После этого разговора меня охватила паника. Я была уверена, что умру от рака в раннем возрасте, точь-в-точь как моя мама. А это означало, что у меня остались считаные годы, чтобы завести собственную семью. Нельзя же вечно уходить от ответственности и всего, к чему обязывает взрослая жизнь, под тем предлогом, что я, видите ли, гастролирую — не ровен час, кончу так же, как и мой отец. К тому же Никки и я уже потихоньку действовали друг другу на нервы. Я была близка к тому, чтобы сорваться и врезать ей, если она еще раз свалится на меня на сцене. Это меня бесило, да и потом, больно же — она ведь чуть ли не вдвое крупнее меня.
Итак, я смягчилась и стала чаще разговаривать с Джеем. Я избегала его именно потому, что понимала: в него я могу влюбиться. Но если он был нужен, то всегда оказывался рядом, как в тот раз, когда охотники за наградой преследовали моего отца. Между нами все чаще завязывались дружеские разговоры, меня вновь тянуло повидать его. Я хотела веселиться вместе с ним. Хотела удержать его. Хотела дружбы. Секса. Пора прекратить эти прятки и угомониться.
Томми все еще гастролировал с «Мотли Крю»; по совпадению я завершала свой тур в Ванкувере, как раз когда он выступал там. Я пришла на концерт, и Томми устроил меня подальше от чужих глаз, за ударной установкой. Посреди песни «Ноте Sweet Ноте» он обернулся и указал на меня барабанной палочкой. Это не вызвало во мне никаких чувств. Именно тогда я и осознала, что не люблю его.
С Томми я просто отвлеклась забавы ради. Связь с ним мне нравилась, но Томми любил Памелу Андерсон и всегда будет любить ее, сколько бы он ни твердил, как ненавидит ее за то, что она упекла его в тюрьму и пыталась отнять его ненаглядных детишек. (Странное дело: когда год спустя я повстречала Памелу на вручении призов МТБ, она кинулась ко мне, как давняя подруга; когда я сказала, что рада с ней познакомиться, она удивилась: «Как, а разве мы раньше не встречались?»)

— Представленные позиции —
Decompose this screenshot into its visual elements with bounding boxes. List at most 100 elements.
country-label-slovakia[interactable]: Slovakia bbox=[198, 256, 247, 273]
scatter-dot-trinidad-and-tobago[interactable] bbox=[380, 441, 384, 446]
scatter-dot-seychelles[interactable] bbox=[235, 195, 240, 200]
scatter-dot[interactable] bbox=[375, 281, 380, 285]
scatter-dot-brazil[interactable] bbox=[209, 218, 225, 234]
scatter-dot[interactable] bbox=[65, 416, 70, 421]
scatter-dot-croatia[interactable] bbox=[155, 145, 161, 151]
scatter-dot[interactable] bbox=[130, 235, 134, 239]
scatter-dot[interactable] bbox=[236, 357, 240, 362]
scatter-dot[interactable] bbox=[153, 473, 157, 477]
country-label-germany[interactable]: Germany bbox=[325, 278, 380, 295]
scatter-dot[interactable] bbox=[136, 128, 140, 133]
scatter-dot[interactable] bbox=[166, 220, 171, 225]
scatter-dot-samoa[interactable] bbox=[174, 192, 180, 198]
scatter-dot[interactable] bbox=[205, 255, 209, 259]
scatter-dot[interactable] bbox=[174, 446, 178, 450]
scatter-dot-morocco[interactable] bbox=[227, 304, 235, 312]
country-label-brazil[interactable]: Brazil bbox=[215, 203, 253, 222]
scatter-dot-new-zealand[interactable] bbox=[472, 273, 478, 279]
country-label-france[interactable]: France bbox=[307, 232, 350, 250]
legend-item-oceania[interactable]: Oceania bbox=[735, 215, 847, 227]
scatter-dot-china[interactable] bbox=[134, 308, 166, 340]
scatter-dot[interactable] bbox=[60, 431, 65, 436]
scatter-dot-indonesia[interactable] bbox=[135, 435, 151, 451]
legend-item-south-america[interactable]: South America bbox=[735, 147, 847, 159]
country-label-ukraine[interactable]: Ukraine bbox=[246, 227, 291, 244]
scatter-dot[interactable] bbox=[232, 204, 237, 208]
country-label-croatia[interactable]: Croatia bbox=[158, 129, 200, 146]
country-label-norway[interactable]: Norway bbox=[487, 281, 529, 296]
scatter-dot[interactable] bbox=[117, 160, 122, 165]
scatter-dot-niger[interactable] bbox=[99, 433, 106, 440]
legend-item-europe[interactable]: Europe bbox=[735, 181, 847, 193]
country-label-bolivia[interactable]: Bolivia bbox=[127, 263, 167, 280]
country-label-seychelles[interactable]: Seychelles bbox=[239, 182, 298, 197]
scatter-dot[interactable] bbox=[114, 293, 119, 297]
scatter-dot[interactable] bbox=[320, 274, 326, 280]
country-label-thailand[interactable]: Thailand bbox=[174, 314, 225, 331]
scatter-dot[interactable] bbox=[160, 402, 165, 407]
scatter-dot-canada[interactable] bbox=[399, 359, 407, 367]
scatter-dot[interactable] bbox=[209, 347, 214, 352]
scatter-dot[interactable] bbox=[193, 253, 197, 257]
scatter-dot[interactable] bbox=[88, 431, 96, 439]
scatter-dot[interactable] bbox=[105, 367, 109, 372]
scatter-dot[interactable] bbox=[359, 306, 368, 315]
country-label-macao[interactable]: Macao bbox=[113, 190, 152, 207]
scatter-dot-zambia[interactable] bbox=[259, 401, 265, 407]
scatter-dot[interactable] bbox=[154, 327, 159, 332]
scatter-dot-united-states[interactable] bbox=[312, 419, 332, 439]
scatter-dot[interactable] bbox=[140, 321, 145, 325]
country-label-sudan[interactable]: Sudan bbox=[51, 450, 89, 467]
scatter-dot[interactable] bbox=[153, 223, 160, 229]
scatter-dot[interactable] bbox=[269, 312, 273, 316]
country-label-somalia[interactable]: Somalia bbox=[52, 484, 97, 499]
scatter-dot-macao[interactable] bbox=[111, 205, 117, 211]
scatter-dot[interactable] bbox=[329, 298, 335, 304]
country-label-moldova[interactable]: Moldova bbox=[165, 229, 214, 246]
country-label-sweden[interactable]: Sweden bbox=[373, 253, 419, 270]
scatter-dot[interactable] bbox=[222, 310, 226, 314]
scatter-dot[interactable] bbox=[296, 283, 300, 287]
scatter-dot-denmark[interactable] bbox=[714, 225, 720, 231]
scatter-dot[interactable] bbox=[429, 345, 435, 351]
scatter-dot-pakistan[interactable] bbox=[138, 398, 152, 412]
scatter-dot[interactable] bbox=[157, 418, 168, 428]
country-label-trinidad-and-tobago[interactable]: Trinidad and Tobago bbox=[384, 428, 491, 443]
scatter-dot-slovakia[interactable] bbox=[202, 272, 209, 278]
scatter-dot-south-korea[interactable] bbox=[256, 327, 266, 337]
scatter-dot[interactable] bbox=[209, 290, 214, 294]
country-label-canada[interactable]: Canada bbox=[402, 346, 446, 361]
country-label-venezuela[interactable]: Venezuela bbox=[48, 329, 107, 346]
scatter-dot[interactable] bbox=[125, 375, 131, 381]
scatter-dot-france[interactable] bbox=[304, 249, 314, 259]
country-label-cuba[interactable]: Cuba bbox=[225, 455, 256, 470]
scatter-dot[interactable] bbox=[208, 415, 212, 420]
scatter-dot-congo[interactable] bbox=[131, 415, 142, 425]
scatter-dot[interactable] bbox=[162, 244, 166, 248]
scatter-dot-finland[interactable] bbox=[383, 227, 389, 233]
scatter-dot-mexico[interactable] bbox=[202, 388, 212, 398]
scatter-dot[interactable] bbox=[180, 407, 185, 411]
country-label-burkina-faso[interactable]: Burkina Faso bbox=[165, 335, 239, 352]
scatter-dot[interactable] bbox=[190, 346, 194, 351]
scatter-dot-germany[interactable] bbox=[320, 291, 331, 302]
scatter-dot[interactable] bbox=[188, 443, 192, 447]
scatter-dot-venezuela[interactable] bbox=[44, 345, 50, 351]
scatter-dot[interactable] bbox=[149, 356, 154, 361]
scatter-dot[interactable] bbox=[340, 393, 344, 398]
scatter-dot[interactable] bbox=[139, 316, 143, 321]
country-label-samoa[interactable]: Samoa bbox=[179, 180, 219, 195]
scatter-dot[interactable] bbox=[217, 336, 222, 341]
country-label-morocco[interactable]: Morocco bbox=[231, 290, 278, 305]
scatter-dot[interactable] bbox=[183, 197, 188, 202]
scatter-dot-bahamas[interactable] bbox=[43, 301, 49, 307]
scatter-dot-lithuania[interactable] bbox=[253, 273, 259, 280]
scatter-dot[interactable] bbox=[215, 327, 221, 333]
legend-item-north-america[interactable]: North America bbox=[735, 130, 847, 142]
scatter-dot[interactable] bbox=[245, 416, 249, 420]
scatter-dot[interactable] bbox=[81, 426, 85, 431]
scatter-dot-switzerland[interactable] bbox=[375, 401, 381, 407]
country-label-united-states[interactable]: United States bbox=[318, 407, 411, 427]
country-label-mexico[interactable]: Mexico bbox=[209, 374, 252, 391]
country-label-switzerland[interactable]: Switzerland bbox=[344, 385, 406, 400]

— Условие задания —
Согласно отрывку, в каком городе подошел к концу тур, когда там же выступал Томми? Представленные позиции для работы не понадобятся.

— Ответ на задание —
В Ванкувере.